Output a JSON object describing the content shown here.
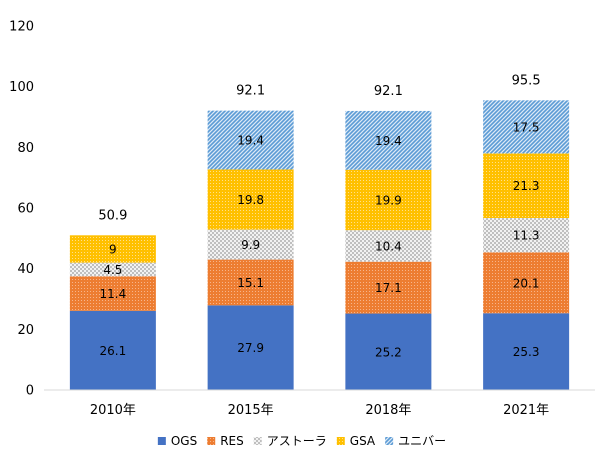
{
  "chart_data": {
    "type": "bar",
    "stacked": true,
    "categories": [
      "2010年",
      "2015年",
      "2018年",
      "2021年"
    ],
    "ylim": [
      0,
      120
    ],
    "yticks": [
      0,
      20,
      40,
      60,
      80,
      100,
      120
    ],
    "grid": false,
    "legend_position": "bottom",
    "series": [
      {
        "name": "OGS",
        "values": [
          26.1,
          27.9,
          25.2,
          25.3
        ],
        "labels": [
          "26.1",
          "27.9",
          "25.2",
          "25.3"
        ],
        "color": "#4472C4",
        "pattern": "solid"
      },
      {
        "name": "RES",
        "values": [
          11.4,
          15.1,
          17.1,
          20.1
        ],
        "labels": [
          "11.4",
          "15.1",
          "17.1",
          "20.1"
        ],
        "color": "#ED7D31",
        "pattern": "dots"
      },
      {
        "name": "アストーラ",
        "values": [
          4.5,
          9.9,
          10.4,
          11.3
        ],
        "labels": [
          "4.5",
          "9.9",
          "10.4",
          "11.3"
        ],
        "color": "#A5A5A5",
        "pattern": "checker"
      },
      {
        "name": "GSA",
        "values": [
          9,
          19.8,
          19.9,
          21.3
        ],
        "labels": [
          "9",
          "19.8",
          "19.9",
          "21.3"
        ],
        "color": "#FFC000",
        "pattern": "dots"
      },
      {
        "name": "ユニバー",
        "values": [
          0,
          19.4,
          19.4,
          17.5
        ],
        "labels": [
          "",
          "19.4",
          "19.4",
          "17.5"
        ],
        "color": "#5B9BD5",
        "pattern": "diagonal"
      }
    ],
    "totals": [
      "50.9",
      "92.1",
      "92.1",
      "95.5"
    ]
  }
}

==============================

Return all of the data exactly as written, and drop the pictures.

** THE COMPLETED TASK **
Output a JSON object describing the content shown here.
{
  "chart_data": {
    "type": "bar",
    "stacked": true,
    "categories": [
      "2010年",
      "2015年",
      "2018年",
      "2021年"
    ],
    "ylim": [
      0,
      120
    ],
    "yticks": [
      0,
      20,
      40,
      60,
      80,
      100,
      120
    ],
    "grid": false,
    "legend_position": "bottom",
    "series": [
      {
        "name": "OGS",
        "values": [
          26.1,
          27.9,
          25.2,
          25.3
        ],
        "labels": [
          "26.1",
          "27.9",
          "25.2",
          "25.3"
        ],
        "color": "#4472C4",
        "pattern": "solid"
      },
      {
        "name": "RES",
        "values": [
          11.4,
          15.1,
          17.1,
          20.1
        ],
        "labels": [
          "11.4",
          "15.1",
          "17.1",
          "20.1"
        ],
        "color": "#ED7D31",
        "pattern": "dots"
      },
      {
        "name": "アストーラ",
        "values": [
          4.5,
          9.9,
          10.4,
          11.3
        ],
        "labels": [
          "4.5",
          "9.9",
          "10.4",
          "11.3"
        ],
        "color": "#A5A5A5",
        "pattern": "checker"
      },
      {
        "name": "GSA",
        "values": [
          9,
          19.8,
          19.9,
          21.3
        ],
        "labels": [
          "9",
          "19.8",
          "19.9",
          "21.3"
        ],
        "color": "#FFC000",
        "pattern": "dots"
      },
      {
        "name": "ユニバー",
        "values": [
          0,
          19.4,
          19.4,
          17.5
        ],
        "labels": [
          "",
          "19.4",
          "19.4",
          "17.5"
        ],
        "color": "#5B9BD5",
        "pattern": "diagonal"
      }
    ],
    "totals": [
      "50.9",
      "92.1",
      "92.1",
      "95.5"
    ]
  }
}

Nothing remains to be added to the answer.